Reproduce the lines of the material exactly, excluding every image.

══════════

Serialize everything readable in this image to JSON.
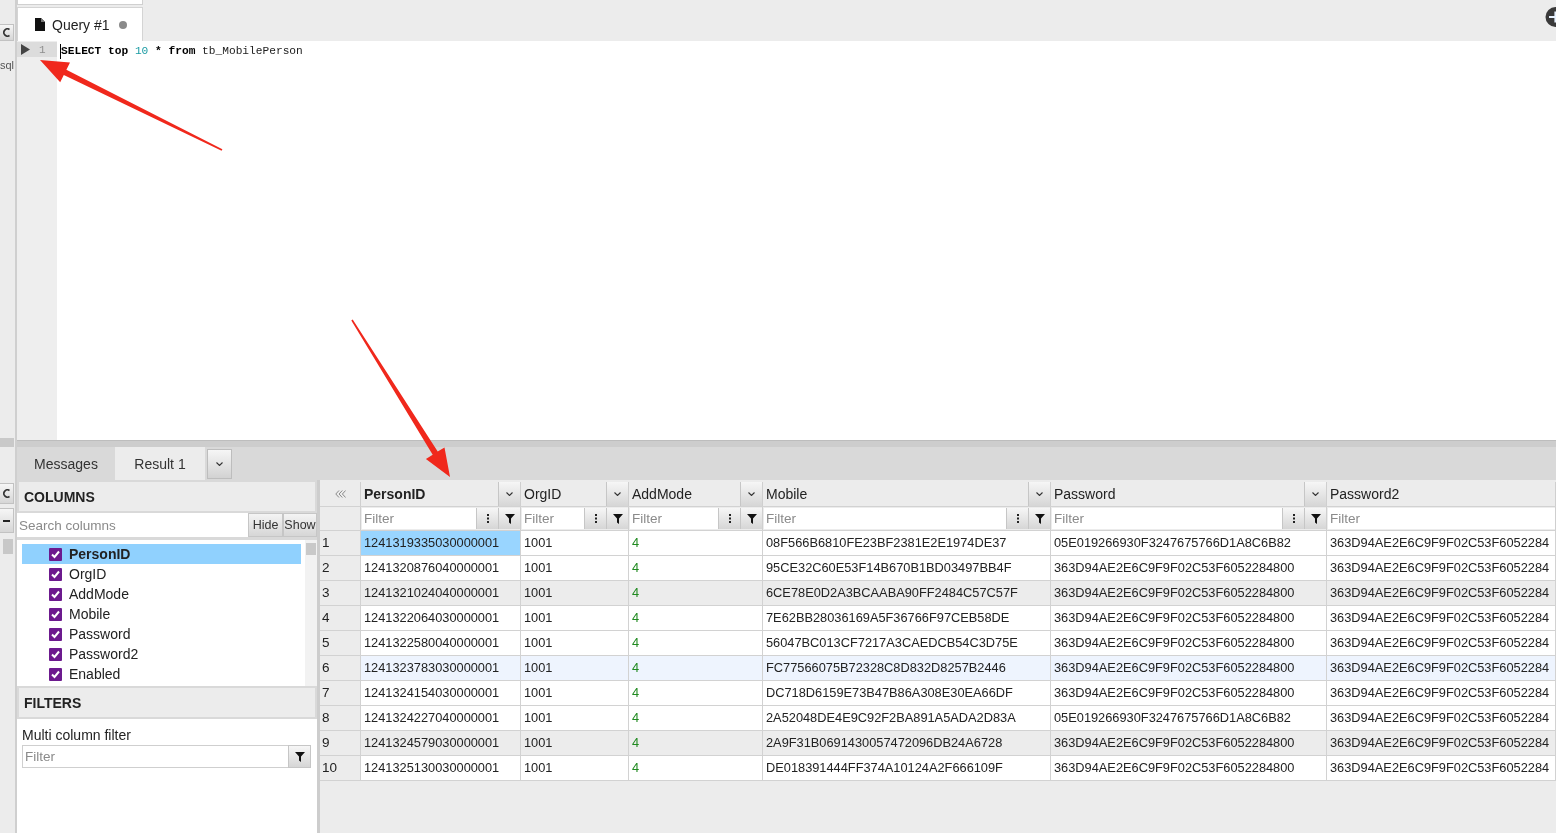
{
  "side_strip": {
    "label": "sql"
  },
  "editor_tabs": [
    {
      "label": "Query #1",
      "selected": true,
      "unsaved": true
    }
  ],
  "editor": {
    "lines": [
      {
        "number": "1",
        "tokens": [
          {
            "text": "SELECT",
            "kind": "keyword"
          },
          {
            "text": "top",
            "kind": "keyword"
          },
          {
            "text": "10",
            "kind": "number"
          },
          {
            "text": "*",
            "kind": "operator"
          },
          {
            "text": "from",
            "kind": "keyword"
          },
          {
            "text": "tb_MobilePerson",
            "kind": "identifier"
          }
        ]
      }
    ]
  },
  "result_tabs": [
    {
      "label": "Messages",
      "selected": false
    },
    {
      "label": "Result 1",
      "selected": true
    }
  ],
  "columns_panel": {
    "title": "COLUMNS",
    "search": {
      "placeholder": "Search columns"
    },
    "buttons": [
      "Hide",
      "Show"
    ],
    "items": [
      {
        "label": "PersonID",
        "checked": true,
        "selected": true
      },
      {
        "label": "OrgID",
        "checked": true,
        "selected": false
      },
      {
        "label": "AddMode",
        "checked": true,
        "selected": false
      },
      {
        "label": "Mobile",
        "checked": true,
        "selected": false
      },
      {
        "label": "Password",
        "checked": true,
        "selected": false
      },
      {
        "label": "Password2",
        "checked": true,
        "selected": false
      },
      {
        "label": "Enabled",
        "checked": true,
        "selected": false
      }
    ]
  },
  "filters_panel": {
    "title": "FILTERS",
    "label": "Multi column filter",
    "filter": {
      "placeholder": "Filter"
    }
  },
  "grid": {
    "columns": [
      {
        "name": "PersonID",
        "numeric": false,
        "primary_key": true,
        "has_menu": true,
        "filter_placeholder": "Filter"
      },
      {
        "name": "OrgID",
        "numeric": false,
        "primary_key": false,
        "has_menu": true,
        "filter_placeholder": "Filter"
      },
      {
        "name": "AddMode",
        "numeric": true,
        "primary_key": false,
        "has_menu": true,
        "filter_placeholder": "Filter"
      },
      {
        "name": "Mobile",
        "numeric": false,
        "primary_key": false,
        "has_menu": true,
        "filter_placeholder": "Filter"
      },
      {
        "name": "Password",
        "numeric": false,
        "primary_key": false,
        "has_menu": true,
        "filter_placeholder": "Filter"
      },
      {
        "name": "Password2",
        "numeric": false,
        "primary_key": false,
        "has_menu": false,
        "filter_placeholder": "Filter"
      }
    ],
    "rows": [
      {
        "number": "1",
        "striped": false,
        "hovered": false,
        "cells": [
          {
            "text": "1241319335030000001",
            "selected": true
          },
          {
            "text": "1001",
            "selected": false
          },
          {
            "text": "4",
            "selected": false
          },
          {
            "text": "08F566B6810FE23BF2381E2E1974DE37",
            "selected": false
          },
          {
            "text": "05E019266930F3247675766D1A8C6B82",
            "selected": false
          },
          {
            "text": "363D94AE2E6C9F9F02C53F6052284",
            "selected": false
          }
        ]
      },
      {
        "number": "2",
        "striped": false,
        "hovered": false,
        "cells": [
          {
            "text": "1241320876040000001",
            "selected": false
          },
          {
            "text": "1001",
            "selected": false
          },
          {
            "text": "4",
            "selected": false
          },
          {
            "text": "95CE32C60E53F14B670B1BD03497BB4F",
            "selected": false
          },
          {
            "text": "363D94AE2E6C9F9F02C53F6052284800",
            "selected": false
          },
          {
            "text": "363D94AE2E6C9F9F02C53F6052284",
            "selected": false
          }
        ]
      },
      {
        "number": "3",
        "striped": true,
        "hovered": false,
        "cells": [
          {
            "text": "1241321024040000001",
            "selected": false
          },
          {
            "text": "1001",
            "selected": false
          },
          {
            "text": "4",
            "selected": false
          },
          {
            "text": "6CE78E0D2A3BCAABA90FF2484C57C57F",
            "selected": false
          },
          {
            "text": "363D94AE2E6C9F9F02C53F6052284800",
            "selected": false
          },
          {
            "text": "363D94AE2E6C9F9F02C53F6052284",
            "selected": false
          }
        ]
      },
      {
        "number": "4",
        "striped": false,
        "hovered": false,
        "cells": [
          {
            "text": "1241322064030000001",
            "selected": false
          },
          {
            "text": "1001",
            "selected": false
          },
          {
            "text": "4",
            "selected": false
          },
          {
            "text": "7E62BB28036169A5F36766F97CEB58DE",
            "selected": false
          },
          {
            "text": "363D94AE2E6C9F9F02C53F6052284800",
            "selected": false
          },
          {
            "text": "363D94AE2E6C9F9F02C53F6052284",
            "selected": false
          }
        ]
      },
      {
        "number": "5",
        "striped": false,
        "hovered": false,
        "cells": [
          {
            "text": "1241322580040000001",
            "selected": false
          },
          {
            "text": "1001",
            "selected": false
          },
          {
            "text": "4",
            "selected": false
          },
          {
            "text": "56047BC013CF7217A3CAEDCB54C3D75E",
            "selected": false
          },
          {
            "text": "363D94AE2E6C9F9F02C53F6052284800",
            "selected": false
          },
          {
            "text": "363D94AE2E6C9F9F02C53F6052284",
            "selected": false
          }
        ]
      },
      {
        "number": "6",
        "striped": false,
        "hovered": true,
        "cells": [
          {
            "text": "1241323783030000001",
            "selected": false
          },
          {
            "text": "1001",
            "selected": false
          },
          {
            "text": "4",
            "selected": false
          },
          {
            "text": "FC77566075B72328C8D832D8257B2446",
            "selected": false
          },
          {
            "text": "363D94AE2E6C9F9F02C53F6052284800",
            "selected": false
          },
          {
            "text": "363D94AE2E6C9F9F02C53F6052284",
            "selected": false
          }
        ]
      },
      {
        "number": "7",
        "striped": false,
        "hovered": false,
        "cells": [
          {
            "text": "1241324154030000001",
            "selected": false
          },
          {
            "text": "1001",
            "selected": false
          },
          {
            "text": "4",
            "selected": false
          },
          {
            "text": "DC718D6159E73B47B86A308E30EA66DF",
            "selected": false
          },
          {
            "text": "363D94AE2E6C9F9F02C53F6052284800",
            "selected": false
          },
          {
            "text": "363D94AE2E6C9F9F02C53F6052284",
            "selected": false
          }
        ]
      },
      {
        "number": "8",
        "striped": false,
        "hovered": false,
        "cells": [
          {
            "text": "1241324227040000001",
            "selected": false
          },
          {
            "text": "1001",
            "selected": false
          },
          {
            "text": "4",
            "selected": false
          },
          {
            "text": "2A52048DE4E9C92F2BA891A5ADA2D83A",
            "selected": false
          },
          {
            "text": "05E019266930F3247675766D1A8C6B82",
            "selected": false
          },
          {
            "text": "363D94AE2E6C9F9F02C53F6052284",
            "selected": false
          }
        ]
      },
      {
        "number": "9",
        "striped": true,
        "hovered": false,
        "cells": [
          {
            "text": "1241324579030000001",
            "selected": false
          },
          {
            "text": "1001",
            "selected": false
          },
          {
            "text": "4",
            "selected": false
          },
          {
            "text": "2A9F31B0691430057472096DB24A6728",
            "selected": false
          },
          {
            "text": "363D94AE2E6C9F9F02C53F6052284800",
            "selected": false
          },
          {
            "text": "363D94AE2E6C9F9F02C53F6052284",
            "selected": false
          }
        ]
      },
      {
        "number": "10",
        "striped": false,
        "hovered": false,
        "cells": [
          {
            "text": "1241325130030000001",
            "selected": false
          },
          {
            "text": "1001",
            "selected": false
          },
          {
            "text": "4",
            "selected": false
          },
          {
            "text": "DE018391444FF374A10124A2F666109F",
            "selected": false
          },
          {
            "text": "363D94AE2E6C9F9F02C53F6052284800",
            "selected": false
          },
          {
            "text": "363D94AE2E6C9F9F02C53F6052284",
            "selected": false
          }
        ]
      }
    ]
  }
}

══════════

Exercise solution:
Serialize everything readable in this image to JSON.
{
  "side_strip": {
    "label": "sql"
  },
  "editor_tabs": [
    {
      "label": "Query #1",
      "selected": true,
      "unsaved": true
    }
  ],
  "editor": {
    "lines": [
      {
        "number": "1",
        "tokens": [
          {
            "text": "SELECT",
            "kind": "keyword"
          },
          {
            "text": "top",
            "kind": "keyword"
          },
          {
            "text": "10",
            "kind": "number"
          },
          {
            "text": "*",
            "kind": "operator"
          },
          {
            "text": "from",
            "kind": "keyword"
          },
          {
            "text": "tb_MobilePerson",
            "kind": "identifier"
          }
        ]
      }
    ]
  },
  "result_tabs": [
    {
      "label": "Messages",
      "selected": false
    },
    {
      "label": "Result 1",
      "selected": true
    }
  ],
  "columns_panel": {
    "title": "COLUMNS",
    "search": {
      "placeholder": "Search columns"
    },
    "buttons": [
      "Hide",
      "Show"
    ],
    "items": [
      {
        "label": "PersonID",
        "checked": true,
        "selected": true
      },
      {
        "label": "OrgID",
        "checked": true,
        "selected": false
      },
      {
        "label": "AddMode",
        "checked": true,
        "selected": false
      },
      {
        "label": "Mobile",
        "checked": true,
        "selected": false
      },
      {
        "label": "Password",
        "checked": true,
        "selected": false
      },
      {
        "label": "Password2",
        "checked": true,
        "selected": false
      },
      {
        "label": "Enabled",
        "checked": true,
        "selected": false
      }
    ]
  },
  "filters_panel": {
    "title": "FILTERS",
    "label": "Multi column filter",
    "filter": {
      "placeholder": "Filter"
    }
  },
  "grid": {
    "columns": [
      {
        "name": "PersonID",
        "numeric": false,
        "primary_key": true,
        "has_menu": true,
        "filter_placeholder": "Filter"
      },
      {
        "name": "OrgID",
        "numeric": false,
        "primary_key": false,
        "has_menu": true,
        "filter_placeholder": "Filter"
      },
      {
        "name": "AddMode",
        "numeric": true,
        "primary_key": false,
        "has_menu": true,
        "filter_placeholder": "Filter"
      },
      {
        "name": "Mobile",
        "numeric": false,
        "primary_key": false,
        "has_menu": true,
        "filter_placeholder": "Filter"
      },
      {
        "name": "Password",
        "numeric": false,
        "primary_key": false,
        "has_menu": true,
        "filter_placeholder": "Filter"
      },
      {
        "name": "Password2",
        "numeric": false,
        "primary_key": false,
        "has_menu": false,
        "filter_placeholder": "Filter"
      }
    ],
    "rows": [
      {
        "number": "1",
        "striped": false,
        "hovered": false,
        "cells": [
          {
            "text": "1241319335030000001",
            "selected": true
          },
          {
            "text": "1001",
            "selected": false
          },
          {
            "text": "4",
            "selected": false
          },
          {
            "text": "08F566B6810FE23BF2381E2E1974DE37",
            "selected": false
          },
          {
            "text": "05E019266930F3247675766D1A8C6B82",
            "selected": false
          },
          {
            "text": "363D94AE2E6C9F9F02C53F6052284",
            "selected": false
          }
        ]
      },
      {
        "number": "2",
        "striped": false,
        "hovered": false,
        "cells": [
          {
            "text": "1241320876040000001",
            "selected": false
          },
          {
            "text": "1001",
            "selected": false
          },
          {
            "text": "4",
            "selected": false
          },
          {
            "text": "95CE32C60E53F14B670B1BD03497BB4F",
            "selected": false
          },
          {
            "text": "363D94AE2E6C9F9F02C53F6052284800",
            "selected": false
          },
          {
            "text": "363D94AE2E6C9F9F02C53F6052284",
            "selected": false
          }
        ]
      },
      {
        "number": "3",
        "striped": true,
        "hovered": false,
        "cells": [
          {
            "text": "1241321024040000001",
            "selected": false
          },
          {
            "text": "1001",
            "selected": false
          },
          {
            "text": "4",
            "selected": false
          },
          {
            "text": "6CE78E0D2A3BCAABA90FF2484C57C57F",
            "selected": false
          },
          {
            "text": "363D94AE2E6C9F9F02C53F6052284800",
            "selected": false
          },
          {
            "text": "363D94AE2E6C9F9F02C53F6052284",
            "selected": false
          }
        ]
      },
      {
        "number": "4",
        "striped": false,
        "hovered": false,
        "cells": [
          {
            "text": "1241322064030000001",
            "selected": false
          },
          {
            "text": "1001",
            "selected": false
          },
          {
            "text": "4",
            "selected": false
          },
          {
            "text": "7E62BB28036169A5F36766F97CEB58DE",
            "selected": false
          },
          {
            "text": "363D94AE2E6C9F9F02C53F6052284800",
            "selected": false
          },
          {
            "text": "363D94AE2E6C9F9F02C53F6052284",
            "selected": false
          }
        ]
      },
      {
        "number": "5",
        "striped": false,
        "hovered": false,
        "cells": [
          {
            "text": "1241322580040000001",
            "selected": false
          },
          {
            "text": "1001",
            "selected": false
          },
          {
            "text": "4",
            "selected": false
          },
          {
            "text": "56047BC013CF7217A3CAEDCB54C3D75E",
            "selected": false
          },
          {
            "text": "363D94AE2E6C9F9F02C53F6052284800",
            "selected": false
          },
          {
            "text": "363D94AE2E6C9F9F02C53F6052284",
            "selected": false
          }
        ]
      },
      {
        "number": "6",
        "striped": false,
        "hovered": true,
        "cells": [
          {
            "text": "1241323783030000001",
            "selected": false
          },
          {
            "text": "1001",
            "selected": false
          },
          {
            "text": "4",
            "selected": false
          },
          {
            "text": "FC77566075B72328C8D832D8257B2446",
            "selected": false
          },
          {
            "text": "363D94AE2E6C9F9F02C53F6052284800",
            "selected": false
          },
          {
            "text": "363D94AE2E6C9F9F02C53F6052284",
            "selected": false
          }
        ]
      },
      {
        "number": "7",
        "striped": false,
        "hovered": false,
        "cells": [
          {
            "text": "1241324154030000001",
            "selected": false
          },
          {
            "text": "1001",
            "selected": false
          },
          {
            "text": "4",
            "selected": false
          },
          {
            "text": "DC718D6159E73B47B86A308E30EA66DF",
            "selected": false
          },
          {
            "text": "363D94AE2E6C9F9F02C53F6052284800",
            "selected": false
          },
          {
            "text": "363D94AE2E6C9F9F02C53F6052284",
            "selected": false
          }
        ]
      },
      {
        "number": "8",
        "striped": false,
        "hovered": false,
        "cells": [
          {
            "text": "1241324227040000001",
            "selected": false
          },
          {
            "text": "1001",
            "selected": false
          },
          {
            "text": "4",
            "selected": false
          },
          {
            "text": "2A52048DE4E9C92F2BA891A5ADA2D83A",
            "selected": false
          },
          {
            "text": "05E019266930F3247675766D1A8C6B82",
            "selected": false
          },
          {
            "text": "363D94AE2E6C9F9F02C53F6052284",
            "selected": false
          }
        ]
      },
      {
        "number": "9",
        "striped": true,
        "hovered": false,
        "cells": [
          {
            "text": "1241324579030000001",
            "selected": false
          },
          {
            "text": "1001",
            "selected": false
          },
          {
            "text": "4",
            "selected": false
          },
          {
            "text": "2A9F31B0691430057472096DB24A6728",
            "selected": false
          },
          {
            "text": "363D94AE2E6C9F9F02C53F6052284800",
            "selected": false
          },
          {
            "text": "363D94AE2E6C9F9F02C53F6052284",
            "selected": false
          }
        ]
      },
      {
        "number": "10",
        "striped": false,
        "hovered": false,
        "cells": [
          {
            "text": "1241325130030000001",
            "selected": false
          },
          {
            "text": "1001",
            "selected": false
          },
          {
            "text": "4",
            "selected": false
          },
          {
            "text": "DE018391444FF374A10124A2F666109F",
            "selected": false
          },
          {
            "text": "363D94AE2E6C9F9F02C53F6052284800",
            "selected": false
          },
          {
            "text": "363D94AE2E6C9F9F02C53F6052284",
            "selected": false
          }
        ]
      }
    ]
  }
}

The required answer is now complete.